> _Task prompt_
Search the listing below for the string "title" and copy every line where it occurs.

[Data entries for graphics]

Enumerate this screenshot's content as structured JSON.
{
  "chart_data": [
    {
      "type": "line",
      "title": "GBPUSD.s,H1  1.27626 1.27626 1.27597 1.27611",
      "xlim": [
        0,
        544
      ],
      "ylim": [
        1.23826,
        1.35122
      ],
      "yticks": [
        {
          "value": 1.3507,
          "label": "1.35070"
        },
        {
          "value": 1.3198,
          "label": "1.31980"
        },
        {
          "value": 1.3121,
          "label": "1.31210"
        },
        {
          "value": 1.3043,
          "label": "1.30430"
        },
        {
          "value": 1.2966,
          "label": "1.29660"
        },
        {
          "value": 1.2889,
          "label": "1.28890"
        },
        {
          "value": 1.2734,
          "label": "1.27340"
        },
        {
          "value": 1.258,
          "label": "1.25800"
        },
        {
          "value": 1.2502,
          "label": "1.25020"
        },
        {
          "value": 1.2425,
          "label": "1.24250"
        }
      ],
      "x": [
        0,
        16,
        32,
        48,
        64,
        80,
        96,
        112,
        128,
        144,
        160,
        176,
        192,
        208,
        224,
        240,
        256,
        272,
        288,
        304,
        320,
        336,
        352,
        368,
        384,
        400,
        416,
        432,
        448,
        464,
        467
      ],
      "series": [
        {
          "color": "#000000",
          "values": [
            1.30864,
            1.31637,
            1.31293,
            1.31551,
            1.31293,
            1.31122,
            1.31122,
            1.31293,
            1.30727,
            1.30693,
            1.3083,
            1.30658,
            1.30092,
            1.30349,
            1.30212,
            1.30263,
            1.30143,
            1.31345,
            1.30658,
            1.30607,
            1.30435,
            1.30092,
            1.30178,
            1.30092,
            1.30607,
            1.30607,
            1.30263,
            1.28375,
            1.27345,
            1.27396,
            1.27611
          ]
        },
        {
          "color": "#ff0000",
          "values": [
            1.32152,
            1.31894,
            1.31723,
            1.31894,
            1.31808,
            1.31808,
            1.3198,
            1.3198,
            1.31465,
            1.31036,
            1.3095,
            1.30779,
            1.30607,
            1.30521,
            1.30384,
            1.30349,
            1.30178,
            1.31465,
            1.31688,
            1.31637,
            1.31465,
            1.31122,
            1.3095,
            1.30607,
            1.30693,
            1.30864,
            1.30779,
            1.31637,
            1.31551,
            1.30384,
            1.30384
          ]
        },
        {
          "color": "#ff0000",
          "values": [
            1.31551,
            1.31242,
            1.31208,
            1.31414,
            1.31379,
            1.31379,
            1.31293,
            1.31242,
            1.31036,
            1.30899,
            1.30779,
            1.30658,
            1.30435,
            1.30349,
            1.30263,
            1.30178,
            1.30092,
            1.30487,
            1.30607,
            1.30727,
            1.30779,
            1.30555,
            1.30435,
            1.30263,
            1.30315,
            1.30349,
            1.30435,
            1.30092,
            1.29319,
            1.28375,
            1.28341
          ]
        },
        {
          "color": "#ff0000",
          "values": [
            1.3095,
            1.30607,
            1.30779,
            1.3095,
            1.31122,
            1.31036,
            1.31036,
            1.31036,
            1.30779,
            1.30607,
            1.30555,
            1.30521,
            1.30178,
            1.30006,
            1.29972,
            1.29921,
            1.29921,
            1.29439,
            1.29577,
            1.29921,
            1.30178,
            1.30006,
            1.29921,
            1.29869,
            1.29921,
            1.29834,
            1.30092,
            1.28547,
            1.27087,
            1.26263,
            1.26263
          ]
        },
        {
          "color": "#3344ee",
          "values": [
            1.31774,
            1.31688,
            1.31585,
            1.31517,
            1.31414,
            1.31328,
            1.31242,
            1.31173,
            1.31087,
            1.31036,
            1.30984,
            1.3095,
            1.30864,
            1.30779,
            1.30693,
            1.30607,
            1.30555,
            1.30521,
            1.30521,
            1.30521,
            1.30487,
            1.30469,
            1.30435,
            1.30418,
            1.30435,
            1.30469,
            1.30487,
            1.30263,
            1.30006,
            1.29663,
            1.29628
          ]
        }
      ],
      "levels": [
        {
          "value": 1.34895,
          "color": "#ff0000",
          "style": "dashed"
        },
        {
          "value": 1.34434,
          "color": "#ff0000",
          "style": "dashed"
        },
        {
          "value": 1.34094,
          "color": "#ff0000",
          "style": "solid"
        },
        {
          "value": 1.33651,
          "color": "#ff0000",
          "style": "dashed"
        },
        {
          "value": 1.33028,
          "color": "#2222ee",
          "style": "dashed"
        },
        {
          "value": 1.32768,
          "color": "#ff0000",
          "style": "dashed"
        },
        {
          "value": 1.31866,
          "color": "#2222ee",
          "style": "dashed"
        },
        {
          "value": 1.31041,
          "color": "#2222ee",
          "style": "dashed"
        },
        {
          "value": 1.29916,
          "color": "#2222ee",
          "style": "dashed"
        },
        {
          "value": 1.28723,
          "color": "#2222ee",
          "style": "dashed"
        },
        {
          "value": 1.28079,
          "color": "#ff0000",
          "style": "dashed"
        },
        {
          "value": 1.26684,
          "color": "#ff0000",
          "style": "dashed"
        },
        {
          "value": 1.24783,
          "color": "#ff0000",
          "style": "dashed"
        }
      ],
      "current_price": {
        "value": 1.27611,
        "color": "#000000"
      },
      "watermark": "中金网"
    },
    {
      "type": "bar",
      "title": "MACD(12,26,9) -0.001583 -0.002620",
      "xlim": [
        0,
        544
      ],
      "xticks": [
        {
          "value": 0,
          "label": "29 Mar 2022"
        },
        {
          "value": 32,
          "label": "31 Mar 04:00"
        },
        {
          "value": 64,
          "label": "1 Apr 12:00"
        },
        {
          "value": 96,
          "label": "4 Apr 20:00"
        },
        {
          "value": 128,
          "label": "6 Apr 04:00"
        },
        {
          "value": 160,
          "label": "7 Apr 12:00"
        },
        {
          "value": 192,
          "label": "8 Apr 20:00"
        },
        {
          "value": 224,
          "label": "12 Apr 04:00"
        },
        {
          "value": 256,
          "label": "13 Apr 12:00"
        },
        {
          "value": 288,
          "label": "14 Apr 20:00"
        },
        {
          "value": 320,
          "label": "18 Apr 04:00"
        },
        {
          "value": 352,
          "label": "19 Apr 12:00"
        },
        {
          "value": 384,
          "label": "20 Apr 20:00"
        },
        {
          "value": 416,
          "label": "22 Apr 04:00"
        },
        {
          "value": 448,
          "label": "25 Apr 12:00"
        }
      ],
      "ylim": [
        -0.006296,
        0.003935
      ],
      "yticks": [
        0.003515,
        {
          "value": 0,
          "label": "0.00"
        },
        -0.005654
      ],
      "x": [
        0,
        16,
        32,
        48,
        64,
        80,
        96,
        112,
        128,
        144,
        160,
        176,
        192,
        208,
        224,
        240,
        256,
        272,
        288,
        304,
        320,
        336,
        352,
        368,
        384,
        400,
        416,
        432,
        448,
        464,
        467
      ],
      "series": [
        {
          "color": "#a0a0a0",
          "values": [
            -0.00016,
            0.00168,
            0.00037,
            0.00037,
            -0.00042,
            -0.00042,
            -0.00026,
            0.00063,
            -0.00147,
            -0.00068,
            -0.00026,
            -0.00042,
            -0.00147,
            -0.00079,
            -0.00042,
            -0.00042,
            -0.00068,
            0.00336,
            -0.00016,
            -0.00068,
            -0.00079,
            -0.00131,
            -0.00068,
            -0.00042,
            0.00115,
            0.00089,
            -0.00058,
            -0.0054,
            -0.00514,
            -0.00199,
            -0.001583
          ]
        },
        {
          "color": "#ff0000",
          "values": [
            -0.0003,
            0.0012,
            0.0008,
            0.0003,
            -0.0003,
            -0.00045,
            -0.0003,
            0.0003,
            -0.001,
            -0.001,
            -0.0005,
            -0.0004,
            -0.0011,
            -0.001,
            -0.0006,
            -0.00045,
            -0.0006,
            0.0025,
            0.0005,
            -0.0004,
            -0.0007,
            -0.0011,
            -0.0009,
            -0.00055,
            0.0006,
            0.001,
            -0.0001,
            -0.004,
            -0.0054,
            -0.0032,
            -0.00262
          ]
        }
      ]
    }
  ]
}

> _Solution to the problem_
      "title": "GBPUSD.s,H1  1.27626 1.27626 1.27597 1.27611",
      "title": "MACD(12,26,9) -0.001583 -0.002620",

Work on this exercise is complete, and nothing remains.